═══ Exercise materials ═══
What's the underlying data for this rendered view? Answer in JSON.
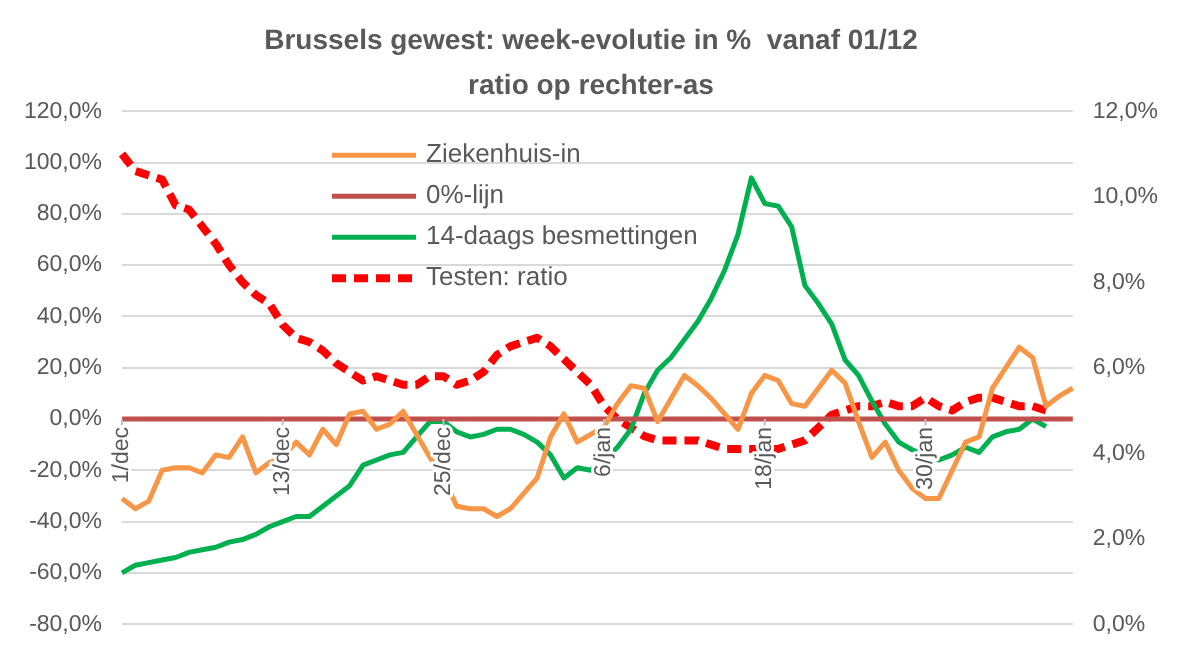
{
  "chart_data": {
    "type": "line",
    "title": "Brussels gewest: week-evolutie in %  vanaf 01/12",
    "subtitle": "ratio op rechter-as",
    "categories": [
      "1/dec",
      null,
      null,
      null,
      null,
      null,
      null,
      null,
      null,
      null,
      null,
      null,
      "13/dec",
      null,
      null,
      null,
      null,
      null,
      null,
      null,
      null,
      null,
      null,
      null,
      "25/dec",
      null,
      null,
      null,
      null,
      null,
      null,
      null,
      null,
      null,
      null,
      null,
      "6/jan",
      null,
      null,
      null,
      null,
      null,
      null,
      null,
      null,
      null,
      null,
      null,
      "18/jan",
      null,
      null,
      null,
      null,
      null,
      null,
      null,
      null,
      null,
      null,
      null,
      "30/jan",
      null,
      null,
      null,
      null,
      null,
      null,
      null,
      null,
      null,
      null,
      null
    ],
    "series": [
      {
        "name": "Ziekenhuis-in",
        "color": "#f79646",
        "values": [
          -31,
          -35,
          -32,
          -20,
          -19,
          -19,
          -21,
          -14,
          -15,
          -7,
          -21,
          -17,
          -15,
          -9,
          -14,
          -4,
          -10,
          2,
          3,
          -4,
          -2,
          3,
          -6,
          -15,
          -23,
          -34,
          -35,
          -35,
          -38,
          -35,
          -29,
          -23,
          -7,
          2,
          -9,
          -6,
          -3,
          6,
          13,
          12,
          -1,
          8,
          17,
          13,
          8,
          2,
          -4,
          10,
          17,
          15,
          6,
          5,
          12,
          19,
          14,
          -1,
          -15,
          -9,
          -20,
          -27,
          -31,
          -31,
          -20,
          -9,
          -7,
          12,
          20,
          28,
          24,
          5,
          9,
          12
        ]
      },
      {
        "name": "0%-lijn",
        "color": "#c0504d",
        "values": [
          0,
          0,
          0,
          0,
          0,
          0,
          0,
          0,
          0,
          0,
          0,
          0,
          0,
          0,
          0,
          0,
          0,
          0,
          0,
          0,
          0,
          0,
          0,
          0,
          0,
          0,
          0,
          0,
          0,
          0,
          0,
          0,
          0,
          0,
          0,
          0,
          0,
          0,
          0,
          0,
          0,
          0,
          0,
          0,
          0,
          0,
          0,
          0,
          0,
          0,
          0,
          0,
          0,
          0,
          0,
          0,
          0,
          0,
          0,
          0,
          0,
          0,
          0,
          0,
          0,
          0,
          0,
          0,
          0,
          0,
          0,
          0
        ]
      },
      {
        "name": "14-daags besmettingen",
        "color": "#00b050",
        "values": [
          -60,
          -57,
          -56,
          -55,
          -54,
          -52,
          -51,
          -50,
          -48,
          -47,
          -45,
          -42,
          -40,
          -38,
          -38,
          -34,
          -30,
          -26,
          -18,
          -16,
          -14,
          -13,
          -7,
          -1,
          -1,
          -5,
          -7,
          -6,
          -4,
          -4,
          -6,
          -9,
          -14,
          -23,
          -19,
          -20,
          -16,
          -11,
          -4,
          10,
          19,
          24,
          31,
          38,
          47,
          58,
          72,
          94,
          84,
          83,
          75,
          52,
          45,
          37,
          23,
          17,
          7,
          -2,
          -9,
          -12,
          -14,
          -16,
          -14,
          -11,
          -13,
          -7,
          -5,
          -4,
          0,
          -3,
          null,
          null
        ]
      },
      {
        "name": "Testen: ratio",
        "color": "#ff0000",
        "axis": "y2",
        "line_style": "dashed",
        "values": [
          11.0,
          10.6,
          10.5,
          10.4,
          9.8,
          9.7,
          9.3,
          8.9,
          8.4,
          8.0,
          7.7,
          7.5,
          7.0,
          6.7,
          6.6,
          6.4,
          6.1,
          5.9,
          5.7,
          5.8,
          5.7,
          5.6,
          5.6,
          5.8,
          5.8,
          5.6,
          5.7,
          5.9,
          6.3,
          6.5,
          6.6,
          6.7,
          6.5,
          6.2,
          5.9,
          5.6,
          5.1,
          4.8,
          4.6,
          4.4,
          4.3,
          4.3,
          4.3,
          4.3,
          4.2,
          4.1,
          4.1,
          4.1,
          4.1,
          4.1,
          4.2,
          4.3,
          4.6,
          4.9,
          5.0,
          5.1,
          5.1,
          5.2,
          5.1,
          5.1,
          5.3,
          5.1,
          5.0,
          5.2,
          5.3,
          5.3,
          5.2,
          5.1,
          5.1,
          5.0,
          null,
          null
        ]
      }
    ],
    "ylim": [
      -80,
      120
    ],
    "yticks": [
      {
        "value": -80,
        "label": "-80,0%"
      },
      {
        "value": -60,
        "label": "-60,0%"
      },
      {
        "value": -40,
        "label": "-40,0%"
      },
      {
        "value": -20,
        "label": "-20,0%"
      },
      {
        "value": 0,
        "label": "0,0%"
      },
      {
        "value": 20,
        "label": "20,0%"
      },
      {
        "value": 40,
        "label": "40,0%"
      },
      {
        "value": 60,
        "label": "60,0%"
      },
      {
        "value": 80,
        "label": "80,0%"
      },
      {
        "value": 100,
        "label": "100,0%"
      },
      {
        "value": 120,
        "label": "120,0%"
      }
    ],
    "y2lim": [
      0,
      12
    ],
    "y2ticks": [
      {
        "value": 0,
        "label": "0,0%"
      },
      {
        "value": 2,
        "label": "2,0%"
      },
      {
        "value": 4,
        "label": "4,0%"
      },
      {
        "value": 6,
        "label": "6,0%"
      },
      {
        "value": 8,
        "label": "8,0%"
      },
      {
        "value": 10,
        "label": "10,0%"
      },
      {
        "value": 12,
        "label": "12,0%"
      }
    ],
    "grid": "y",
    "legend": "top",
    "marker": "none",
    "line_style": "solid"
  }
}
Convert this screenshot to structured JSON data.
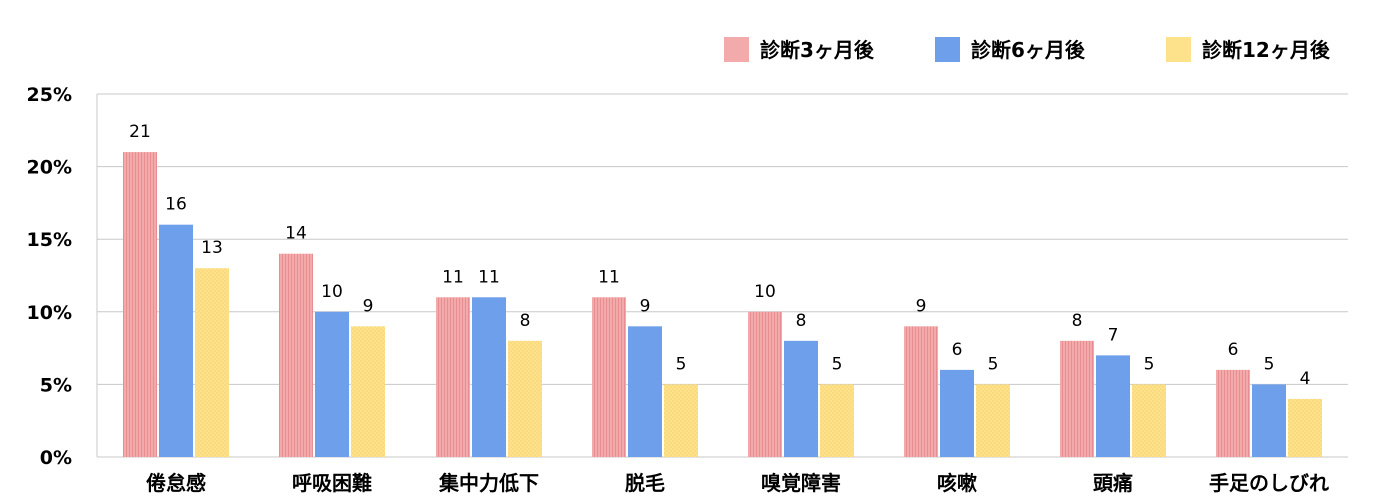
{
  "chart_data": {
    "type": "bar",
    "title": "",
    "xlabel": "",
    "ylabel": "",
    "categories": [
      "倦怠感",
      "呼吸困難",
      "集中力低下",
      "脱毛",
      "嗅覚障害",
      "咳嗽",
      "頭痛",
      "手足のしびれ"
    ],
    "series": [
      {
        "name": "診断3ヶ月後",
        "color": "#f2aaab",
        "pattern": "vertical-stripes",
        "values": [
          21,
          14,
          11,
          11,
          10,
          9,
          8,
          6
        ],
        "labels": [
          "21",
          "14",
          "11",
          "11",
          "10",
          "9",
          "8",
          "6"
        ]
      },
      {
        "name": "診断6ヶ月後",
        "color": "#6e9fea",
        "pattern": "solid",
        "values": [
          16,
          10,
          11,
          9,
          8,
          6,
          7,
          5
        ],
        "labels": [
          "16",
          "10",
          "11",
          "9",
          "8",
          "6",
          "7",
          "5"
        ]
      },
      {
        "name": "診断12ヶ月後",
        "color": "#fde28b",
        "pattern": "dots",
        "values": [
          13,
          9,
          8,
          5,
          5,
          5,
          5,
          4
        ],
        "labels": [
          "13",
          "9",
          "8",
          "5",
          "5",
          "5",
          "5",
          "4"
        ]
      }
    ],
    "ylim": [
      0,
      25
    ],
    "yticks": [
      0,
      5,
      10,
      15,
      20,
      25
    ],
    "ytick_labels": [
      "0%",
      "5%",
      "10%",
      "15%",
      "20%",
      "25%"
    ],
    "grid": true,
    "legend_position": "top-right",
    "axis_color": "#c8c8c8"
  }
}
═══
Write the records out again in full, exactly, and skip every picture.

What's the underlying data for this rendered view? Answer in JSON.
{
  "chart_data": {
    "type": "line",
    "title": "Brussels gewest: week-evolutie in %  vanaf 01/12",
    "subtitle": "ratio op rechter-as",
    "categories": [
      "1/dec",
      null,
      null,
      null,
      null,
      null,
      null,
      null,
      null,
      null,
      null,
      null,
      "13/dec",
      null,
      null,
      null,
      null,
      null,
      null,
      null,
      null,
      null,
      null,
      null,
      "25/dec",
      null,
      null,
      null,
      null,
      null,
      null,
      null,
      null,
      null,
      null,
      null,
      "6/jan",
      null,
      null,
      null,
      null,
      null,
      null,
      null,
      null,
      null,
      null,
      null,
      "18/jan",
      null,
      null,
      null,
      null,
      null,
      null,
      null,
      null,
      null,
      null,
      null,
      "30/jan",
      null,
      null,
      null,
      null,
      null,
      null,
      null,
      null,
      null,
      null,
      null
    ],
    "series": [
      {
        "name": "Ziekenhuis-in",
        "color": "#f79646",
        "values": [
          -31,
          -35,
          -32,
          -20,
          -19,
          -19,
          -21,
          -14,
          -15,
          -7,
          -21,
          -17,
          -15,
          -9,
          -14,
          -4,
          -10,
          2,
          3,
          -4,
          -2,
          3,
          -6,
          -15,
          -23,
          -34,
          -35,
          -35,
          -38,
          -35,
          -29,
          -23,
          -7,
          2,
          -9,
          -6,
          -3,
          6,
          13,
          12,
          -1,
          8,
          17,
          13,
          8,
          2,
          -4,
          10,
          17,
          15,
          6,
          5,
          12,
          19,
          14,
          -1,
          -15,
          -9,
          -20,
          -27,
          -31,
          -31,
          -20,
          -9,
          -7,
          12,
          20,
          28,
          24,
          5,
          9,
          12
        ]
      },
      {
        "name": "0%-lijn",
        "color": "#c0504d",
        "values": [
          0,
          0,
          0,
          0,
          0,
          0,
          0,
          0,
          0,
          0,
          0,
          0,
          0,
          0,
          0,
          0,
          0,
          0,
          0,
          0,
          0,
          0,
          0,
          0,
          0,
          0,
          0,
          0,
          0,
          0,
          0,
          0,
          0,
          0,
          0,
          0,
          0,
          0,
          0,
          0,
          0,
          0,
          0,
          0,
          0,
          0,
          0,
          0,
          0,
          0,
          0,
          0,
          0,
          0,
          0,
          0,
          0,
          0,
          0,
          0,
          0,
          0,
          0,
          0,
          0,
          0,
          0,
          0,
          0,
          0,
          0,
          0
        ]
      },
      {
        "name": "14-daags besmettingen",
        "color": "#00b050",
        "values": [
          -60,
          -57,
          -56,
          -55,
          -54,
          -52,
          -51,
          -50,
          -48,
          -47,
          -45,
          -42,
          -40,
          -38,
          -38,
          -34,
          -30,
          -26,
          -18,
          -16,
          -14,
          -13,
          -7,
          -1,
          -1,
          -5,
          -7,
          -6,
          -4,
          -4,
          -6,
          -9,
          -14,
          -23,
          -19,
          -20,
          -16,
          -11,
          -4,
          10,
          19,
          24,
          31,
          38,
          47,
          58,
          72,
          94,
          84,
          83,
          75,
          52,
          45,
          37,
          23,
          17,
          7,
          -2,
          -9,
          -12,
          -14,
          -16,
          -14,
          -11,
          -13,
          -7,
          -5,
          -4,
          0,
          -3,
          null,
          null
        ]
      },
      {
        "name": "Testen: ratio",
        "color": "#ff0000",
        "axis": "y2",
        "line_style": "dashed",
        "values": [
          11.0,
          10.6,
          10.5,
          10.4,
          9.8,
          9.7,
          9.3,
          8.9,
          8.4,
          8.0,
          7.7,
          7.5,
          7.0,
          6.7,
          6.6,
          6.4,
          6.1,
          5.9,
          5.7,
          5.8,
          5.7,
          5.6,
          5.6,
          5.8,
          5.8,
          5.6,
          5.7,
          5.9,
          6.3,
          6.5,
          6.6,
          6.7,
          6.5,
          6.2,
          5.9,
          5.6,
          5.1,
          4.8,
          4.6,
          4.4,
          4.3,
          4.3,
          4.3,
          4.3,
          4.2,
          4.1,
          4.1,
          4.1,
          4.1,
          4.1,
          4.2,
          4.3,
          4.6,
          4.9,
          5.0,
          5.1,
          5.1,
          5.2,
          5.1,
          5.1,
          5.3,
          5.1,
          5.0,
          5.2,
          5.3,
          5.3,
          5.2,
          5.1,
          5.1,
          5.0,
          null,
          null
        ]
      }
    ],
    "ylim": [
      -80,
      120
    ],
    "yticks": [
      {
        "value": -80,
        "label": "-80,0%"
      },
      {
        "value": -60,
        "label": "-60,0%"
      },
      {
        "value": -40,
        "label": "-40,0%"
      },
      {
        "value": -20,
        "label": "-20,0%"
      },
      {
        "value": 0,
        "label": "0,0%"
      },
      {
        "value": 20,
        "label": "20,0%"
      },
      {
        "value": 40,
        "label": "40,0%"
      },
      {
        "value": 60,
        "label": "60,0%"
      },
      {
        "value": 80,
        "label": "80,0%"
      },
      {
        "value": 100,
        "label": "100,0%"
      },
      {
        "value": 120,
        "label": "120,0%"
      }
    ],
    "y2lim": [
      0,
      12
    ],
    "y2ticks": [
      {
        "value": 0,
        "label": "0,0%"
      },
      {
        "value": 2,
        "label": "2,0%"
      },
      {
        "value": 4,
        "label": "4,0%"
      },
      {
        "value": 6,
        "label": "6,0%"
      },
      {
        "value": 8,
        "label": "8,0%"
      },
      {
        "value": 10,
        "label": "10,0%"
      },
      {
        "value": 12,
        "label": "12,0%"
      }
    ],
    "grid": "y",
    "legend": "top",
    "marker": "none",
    "line_style": "solid"
  }
}
Convert this screenshot to structured JSON data.
{
  "chart_data": {
    "type": "bar",
    "title": "",
    "xlabel": "",
    "ylabel": "",
    "categories": [
      "倦怠感",
      "呼吸困難",
      "集中力低下",
      "脱毛",
      "嗅覚障害",
      "咳嗽",
      "頭痛",
      "手足のしびれ"
    ],
    "series": [
      {
        "name": "診断3ヶ月後",
        "color": "#f2aaab",
        "pattern": "vertical-stripes",
        "values": [
          21,
          14,
          11,
          11,
          10,
          9,
          8,
          6
        ],
        "labels": [
          "21",
          "14",
          "11",
          "11",
          "10",
          "9",
          "8",
          "6"
        ]
      },
      {
        "name": "診断6ヶ月後",
        "color": "#6e9fea",
        "pattern": "solid",
        "values": [
          16,
          10,
          11,
          9,
          8,
          6,
          7,
          5
        ],
        "labels": [
          "16",
          "10",
          "11",
          "9",
          "8",
          "6",
          "7",
          "5"
        ]
      },
      {
        "name": "診断12ヶ月後",
        "color": "#fde28b",
        "pattern": "dots",
        "values": [
          13,
          9,
          8,
          5,
          5,
          5,
          5,
          4
        ],
        "labels": [
          "13",
          "9",
          "8",
          "5",
          "5",
          "5",
          "5",
          "4"
        ]
      }
    ],
    "ylim": [
      0,
      25
    ],
    "yticks": [
      0,
      5,
      10,
      15,
      20,
      25
    ],
    "ytick_labels": [
      "0%",
      "5%",
      "10%",
      "15%",
      "20%",
      "25%"
    ],
    "grid": true,
    "legend_position": "top-right",
    "axis_color": "#c8c8c8"
  }
}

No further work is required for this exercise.